◆ PROBLEM TO SOLVE:
The entries below should be output exactly as written.

** begin THE DATA **

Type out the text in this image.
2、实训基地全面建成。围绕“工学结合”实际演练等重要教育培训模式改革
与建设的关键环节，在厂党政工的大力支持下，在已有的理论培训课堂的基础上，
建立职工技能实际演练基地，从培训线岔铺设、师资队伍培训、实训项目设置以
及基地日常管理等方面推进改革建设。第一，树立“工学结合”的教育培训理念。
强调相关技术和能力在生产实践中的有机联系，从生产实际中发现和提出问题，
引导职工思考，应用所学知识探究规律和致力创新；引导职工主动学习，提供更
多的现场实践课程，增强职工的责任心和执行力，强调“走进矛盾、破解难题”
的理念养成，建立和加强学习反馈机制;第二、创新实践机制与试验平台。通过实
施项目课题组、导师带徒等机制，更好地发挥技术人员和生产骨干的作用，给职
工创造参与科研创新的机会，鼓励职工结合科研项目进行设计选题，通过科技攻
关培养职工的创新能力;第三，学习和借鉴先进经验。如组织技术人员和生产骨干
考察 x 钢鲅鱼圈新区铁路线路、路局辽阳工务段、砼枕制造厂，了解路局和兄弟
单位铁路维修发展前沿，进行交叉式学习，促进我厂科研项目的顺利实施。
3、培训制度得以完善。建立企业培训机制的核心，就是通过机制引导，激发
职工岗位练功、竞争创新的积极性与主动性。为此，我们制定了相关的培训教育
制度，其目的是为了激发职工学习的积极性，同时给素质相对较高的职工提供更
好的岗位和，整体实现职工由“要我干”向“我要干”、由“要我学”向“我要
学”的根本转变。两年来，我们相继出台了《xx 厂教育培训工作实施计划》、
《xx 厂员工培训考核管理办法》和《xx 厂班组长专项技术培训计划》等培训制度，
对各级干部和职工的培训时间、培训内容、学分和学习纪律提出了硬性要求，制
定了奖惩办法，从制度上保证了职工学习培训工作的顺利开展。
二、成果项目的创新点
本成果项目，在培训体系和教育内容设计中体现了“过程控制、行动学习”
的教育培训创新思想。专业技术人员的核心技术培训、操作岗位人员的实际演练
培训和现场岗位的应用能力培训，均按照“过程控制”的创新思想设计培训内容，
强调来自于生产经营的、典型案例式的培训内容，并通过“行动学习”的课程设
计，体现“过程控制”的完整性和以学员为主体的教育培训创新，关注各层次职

** end THE DATA **

◆ ANSWER TO THIS PROBLEM:
Type out the text in this image.
2、实训基地全面建成。围绕“工学结合”实际演练等重要教育培训模式改革
与建设的关键环节，在厂党政工的大力支持下，在已有的理论培训课堂的基础上，
建立职工技能实际演练基地，从培训线岔铺设、师资队伍培训、实训项目设置以
及基地日常管理等方面推进改革建设。第一，树立“工学结合”的教育培训理念。
强调相关技术和能力在生产实践中的有机联系，从生产实际中发现和提出问题，
引导职工思考，应用所学知识探究规律和致力创新；引导职工主动学习，提供更
多的现场实践课程，增强职工的责任心和执行力，强调“走进矛盾、破解难题”
的理念养成，建立和加强学习反馈机制;第二、创新实践机制与试验平台。通过实
施项目课题组、导师带徒等机制，更好地发挥技术人员和生产骨干的作用，给职
工创造参与科研创新的机会，鼓励职工结合科研项目进行设计选题，通过科技攻
关培养职工的创新能力;第三，学习和借鉴先进经验。如组织技术人员和生产骨干
考察 x 钢鲅鱼圈新区铁路线路、路局辽阳工务段、砼枕制造厂，了解路局和兄弟
单位铁路维修发展前沿，进行交叉式学习，促进我厂科研项目的顺利实施。
3、培训制度得以完善。建立企业培训机制的核心，就是通过机制引导，激发
职工岗位练功、竞争创新的积极性与主动性。为此，我们制定了相关的培训教育
制度，其目的是为了激发职工学习的积极性，同时给素质相对较高的职工提供更
好的岗位和，整体实现职工由“要我干”向“我要干”、由“要我学”向“我要
学”的根本转变。两年来，我们相继出台了《xx 厂教育培训工作实施计划》、
《xx 厂员工培训考核管理办法》和《xx 厂班组长专项技术培训计划》等培训制度，
对各级干部和职工的培训时间、培训内容、学分和学习纪律提出了硬性要求，制
定了奖惩办法，从制度上保证了职工学习培训工作的顺利开展。
二、成果项目的创新点
本成果项目，在培训体系和教育内容设计中体现了“过程控制、行动学习”
的教育培训创新思想。专业技术人员的核心技术培训、操作岗位人员的实际演练
培训和现场岗位的应用能力培训，均按照“过程控制”的创新思想设计培训内容，
强调来自于生产经营的、典型案例式的培训内容，并通过“行动学习”的课程设
计，体现“过程控制”的完整性和以学员为主体的教育培训创新，关注各层次职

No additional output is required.